_WRITTEN PROBLEM_:
Locate each line with the string "สภาพแวดล" in the listing below and copy it.

_ROWS_:
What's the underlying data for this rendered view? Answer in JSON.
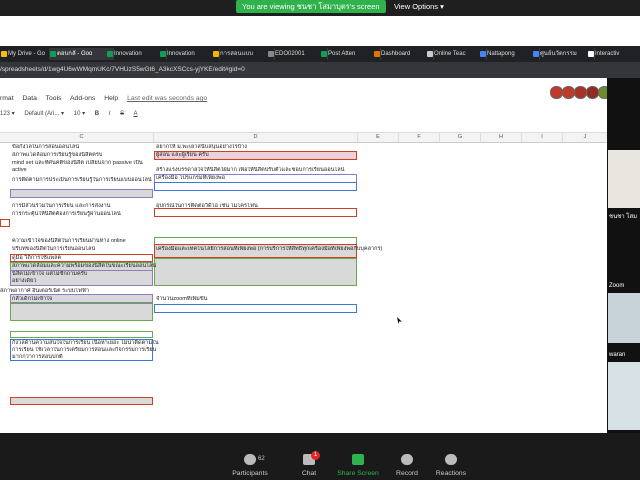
{
  "zoom": {
    "share_banner": "You are viewing ชนชา โสมาบุตร's screen",
    "view_options": "View Options ▾",
    "participants_count": "62",
    "chat_badge": "1",
    "bottom": [
      "Participants",
      "Chat",
      "Share Screen",
      "Record",
      "Reactions"
    ],
    "right_names": [
      "ชนชา โสม",
      "Zoom",
      "waran"
    ]
  },
  "browser": {
    "tabs": [
      "My Drive - Go",
      "ตอบกลั - Goo",
      "Innovation",
      "Innovation",
      "การสอนแบบ",
      "EDO02001",
      "Post Atten",
      "Dashboard",
      "Online Teac",
      "Nattapong",
      "ศูนย์นวัตกรรม",
      "Interactiv"
    ],
    "url": "/spreadsheets/d/1wg4U6wWMqmUKc/7VHUzS5wGt6_A3kcXSCcs-yjYKE/edit#gid=0"
  },
  "sheet": {
    "menu": [
      "rmat",
      "Data",
      "Tools",
      "Add-ons",
      "Help"
    ],
    "last_edit": "Last edit was seconds ago",
    "toolbar": [
      "123 ▾",
      "Default (Ari... ▾",
      "10 ▾",
      "B",
      "I",
      "S",
      "A"
    ],
    "columns": [
      "C",
      "D",
      "E",
      "F",
      "G",
      "H",
      "I",
      "J"
    ],
    "cells_c": [
      "ข้อกังวลในการสอนออนไลน์",
      "สภาพแวดล้อมการเรียนรู้ของนิสิตครบ",
      "mind set และทัศนคติของนิสิต เปลี่ยนจาก passive เป็น",
      "active",
      "การติดตามการประเมินการเรียนรู้ในการเรียนแบบออนไลน์",
      "การมีส่วนร่วมในการเรียน และการส่งงาน",
      "การกระตุ้นให้นิสิตต้องการเรียนรู้ผ่านออนไลน์",
      "ความเข้าใจของนิสิตในการเรียนผ่านทาง online",
      "บริบทของนิสิตในการเรียนออนไลน์",
      "ดูมือ วิถีการใช้แพลต",
      "สภาพแวดล้อมและความพร้อมของนิสิตในขณะเรียนออนไลน์",
      "นิสิตไม่เข้าใจ แต่ไม่ซักถามครับ",
      "อย่างเดียว",
      "สภาพอากาศ อินเตอร์เน็ต ระบบไฟฟ้า",
      "กลัวเด็กไม่เข้าใจ",
      "กังวลด้านความสนใจในการเรียน เนื้อหาเยอะ ไม่น่าติดตามใน",
      "การเรียน ใช้เวลาในการเตรียมการสอนและกิจกรรมการเรียน",
      "มากกว่าการสอนปกติ"
    ],
    "cells_d": [
      "อยากให้ ม.พะเยาสนับสนุนอย่างไรบ้าง",
      "ผู้สอน และผู้เรียน ครับ",
      "สร้างแรงบรรดาลใจให้นิสิตใฝ่มาก เพื่อให้นิสิตปรับตัวและชอบการเรียนออนไลน์",
      "เครื่องมือ โปรแกรมที่เพียงพอ",
      "อุปกรณ์ในการติดต่อวิดีโอ เช่น โมโครโฟน",
      "เครื่องมือและเทคโนโลยีการสอนที่เพียงพอ (การบริการให้สิทธิทุกเครื่องมือที่เพียงพอกับบุคลากร)",
      "จำนวนzoomที่เพิ่มขึ้น"
    ],
    "d_tail": "งานไม่ครบ",
    "colors": {
      "purple": "#8e7cc3",
      "red": "#cc4125",
      "green": "#6aa84f",
      "blue": "#3c78d8",
      "gray": "#d9d9d9"
    }
  }
}
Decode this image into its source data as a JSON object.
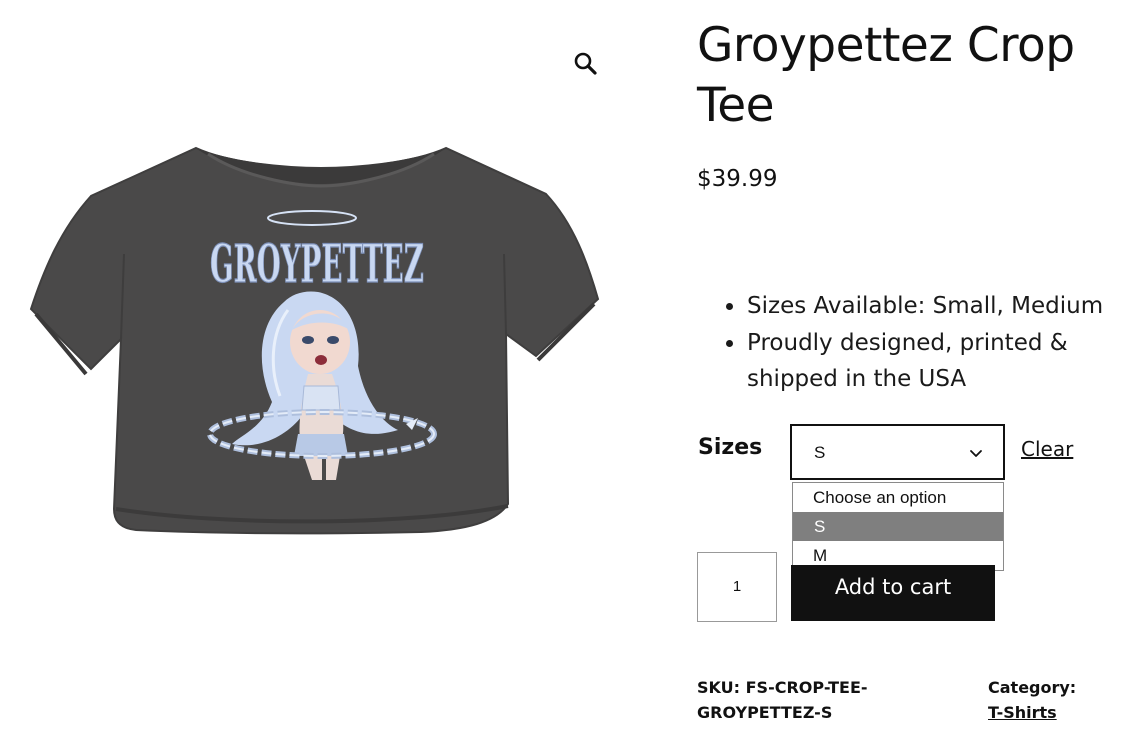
{
  "product": {
    "title_line1": "Groypettez Crop",
    "title_line2": "Tee",
    "price": "$39.99",
    "image": {
      "print_title": "GROYPETTEZ",
      "shirt_color": "#4a4949",
      "print_accent": "#c9d8f2"
    }
  },
  "features": [
    "Sizes Available: Small, Medium",
    "Proudly designed, printed & shipped in the USA"
  ],
  "variations": {
    "label": "Sizes",
    "selected": "S",
    "clear_label": "Clear",
    "options": [
      "Choose an option",
      "S",
      "M"
    ]
  },
  "cart": {
    "quantity": "1",
    "button_label": "Add to cart"
  },
  "meta": {
    "sku_label": "SKU:",
    "sku_value": "FS-CROP-TEE-GROYPETTEZ-S",
    "category_label": "Category:",
    "category_value": "T-Shirts"
  },
  "icons": {
    "zoom": "magnifier-icon",
    "select": "chevron-down-icon"
  },
  "colors": {
    "text": "#111111",
    "button_bg": "#111111",
    "button_text": "#ffffff",
    "option_highlight": "#7f7f7f"
  }
}
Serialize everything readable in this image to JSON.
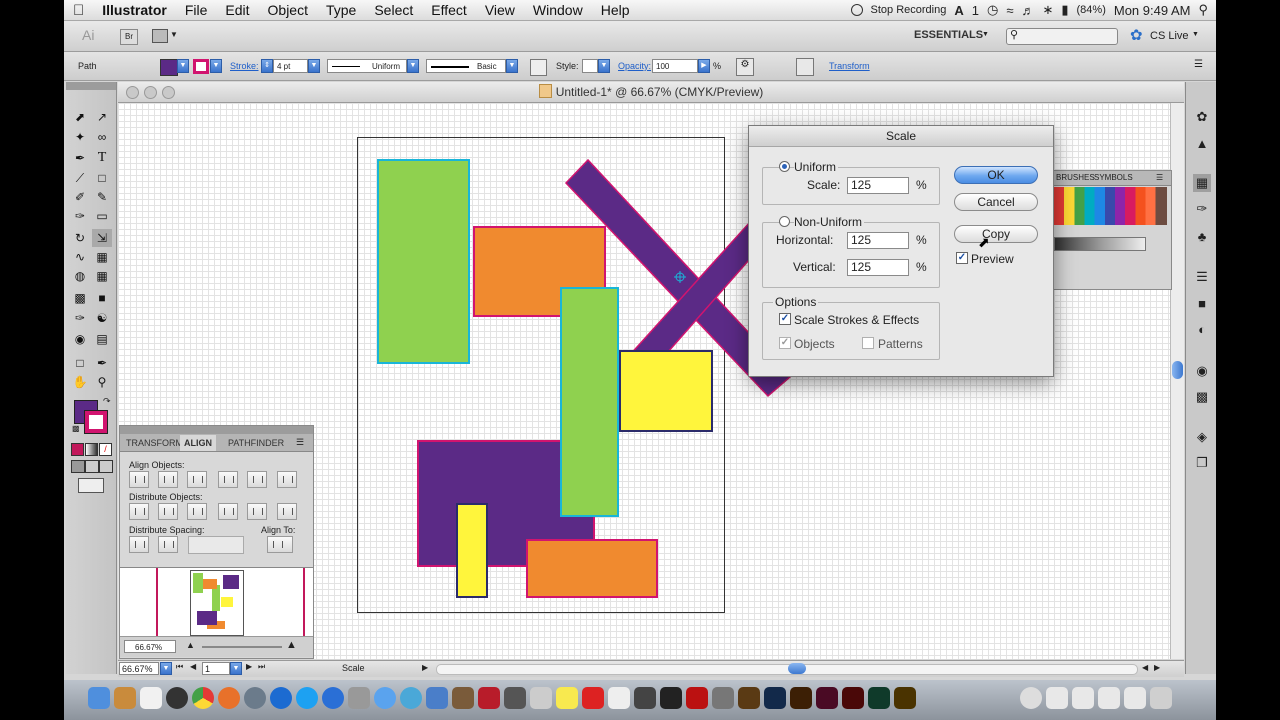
{
  "menubar": {
    "app_name": "Illustrator",
    "items": [
      "File",
      "Edit",
      "Object",
      "Type",
      "Select",
      "Effect",
      "View",
      "Window",
      "Help"
    ],
    "stop_recording": "Stop Recording",
    "ai_label": "1",
    "battery": "(84%)",
    "clock": "Mon 9:49 AM"
  },
  "appbar": {
    "ai_logo": "Ai",
    "br_label": "Br",
    "workspace": "ESSENTIALS",
    "cs_live": "CS Live"
  },
  "controlbar": {
    "selection_type": "Path",
    "stroke_label": "Stroke:",
    "stroke_weight": "4 pt",
    "profile": "Uniform",
    "brush": "Basic",
    "style_label": "Style:",
    "opacity_label": "Opacity:",
    "opacity_value": "100",
    "opacity_unit": "%",
    "transform_link": "Transform",
    "fill_color": "#5b2a86",
    "stroke_color": "#d1146f"
  },
  "document": {
    "title": "Untitled-1* @ 66.67% (CMYK/Preview)"
  },
  "align_panel": {
    "tabs": [
      "TRANSFORM",
      "ALIGN",
      "PATHFINDER"
    ],
    "align_objects_label": "Align Objects:",
    "distribute_objects_label": "Distribute Objects:",
    "distribute_spacing_label": "Distribute Spacing:",
    "align_to_label": "Align To:",
    "navigator_zoom": "66.67%"
  },
  "statusbar": {
    "zoom": "66.67%",
    "artboard_number": "1",
    "tool_name": "Scale"
  },
  "swatches_panel": {
    "tabs": [
      "BRUSHES",
      "SYMBOLS"
    ]
  },
  "scale_dialog": {
    "title": "Scale",
    "uniform_label": "Uniform",
    "scale_label": "Scale:",
    "scale_value": "125",
    "non_uniform_label": "Non-Uniform",
    "horizontal_label": "Horizontal:",
    "horizontal_value": "125",
    "vertical_label": "Vertical:",
    "vertical_value": "125",
    "percent": "%",
    "options_label": "Options",
    "scale_strokes_label": "Scale Strokes & Effects",
    "objects_label": "Objects",
    "patterns_label": "Patterns",
    "ok_label": "OK",
    "cancel_label": "Cancel",
    "copy_label": "Copy",
    "preview_label": "Preview",
    "uniform_selected": true,
    "scale_strokes_checked": true,
    "objects_checked": true,
    "patterns_checked": false,
    "preview_checked": true
  },
  "colors": {
    "green": "#8fd14f",
    "orange": "#f08a2f",
    "purple": "#5b2a86",
    "yellow": "#fff53c",
    "cyan_stroke": "#19b5d8",
    "magenta_stroke": "#d1146f"
  }
}
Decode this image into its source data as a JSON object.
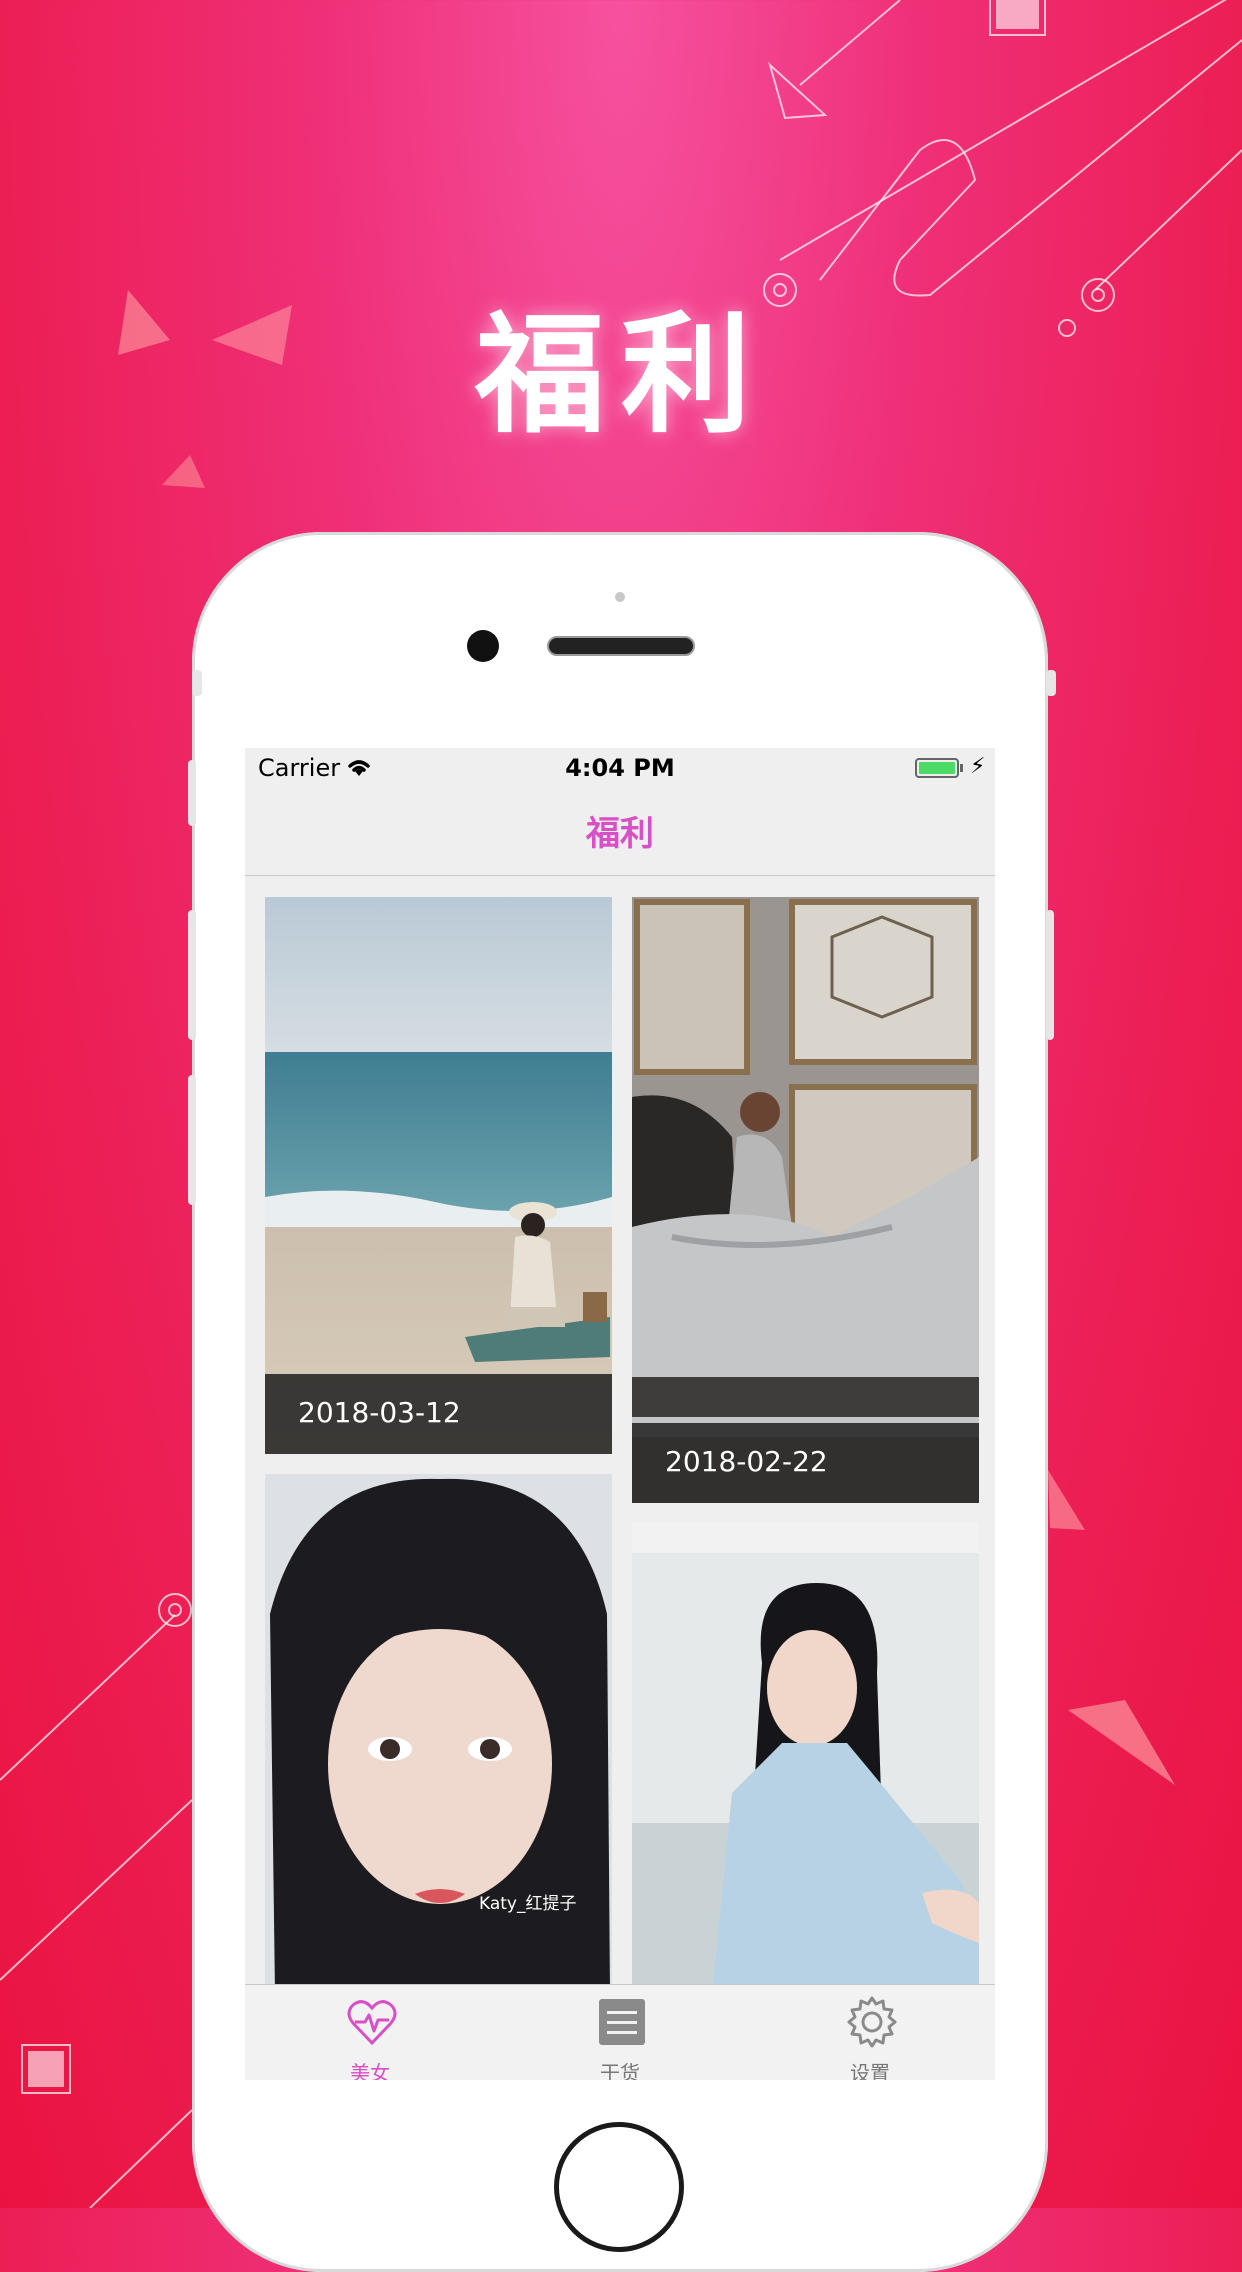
{
  "hero": {
    "title": "福利"
  },
  "status_bar": {
    "carrier": "Carrier",
    "time": "4:04 PM"
  },
  "nav": {
    "title": "福利"
  },
  "cards": [
    {
      "date": "2018-03-12",
      "alt": "beach photo"
    },
    {
      "date": "2018-02-22",
      "alt": "gown photo"
    },
    {
      "watermark": "Katy_红提子",
      "alt": "portrait photo"
    },
    {
      "alt": "sweater photo"
    }
  ],
  "tabs": [
    {
      "label": "美女",
      "icon": "heart-pulse-icon",
      "active": true
    },
    {
      "label": "干货",
      "icon": "list-icon",
      "active": false
    },
    {
      "label": "设置",
      "icon": "gear-icon",
      "active": false
    }
  ],
  "colors": {
    "accent": "#d84fc6",
    "background_top": "#f6519f",
    "background_bottom": "#ea1340"
  }
}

_SOLUTION_:
      "สภาพแวดล้อมการเรียนรู้ของนิสิตครบ",
      "สภาพแวดล้อมและความพร้อมของนิสิตในขณะเรียนออนไลน์",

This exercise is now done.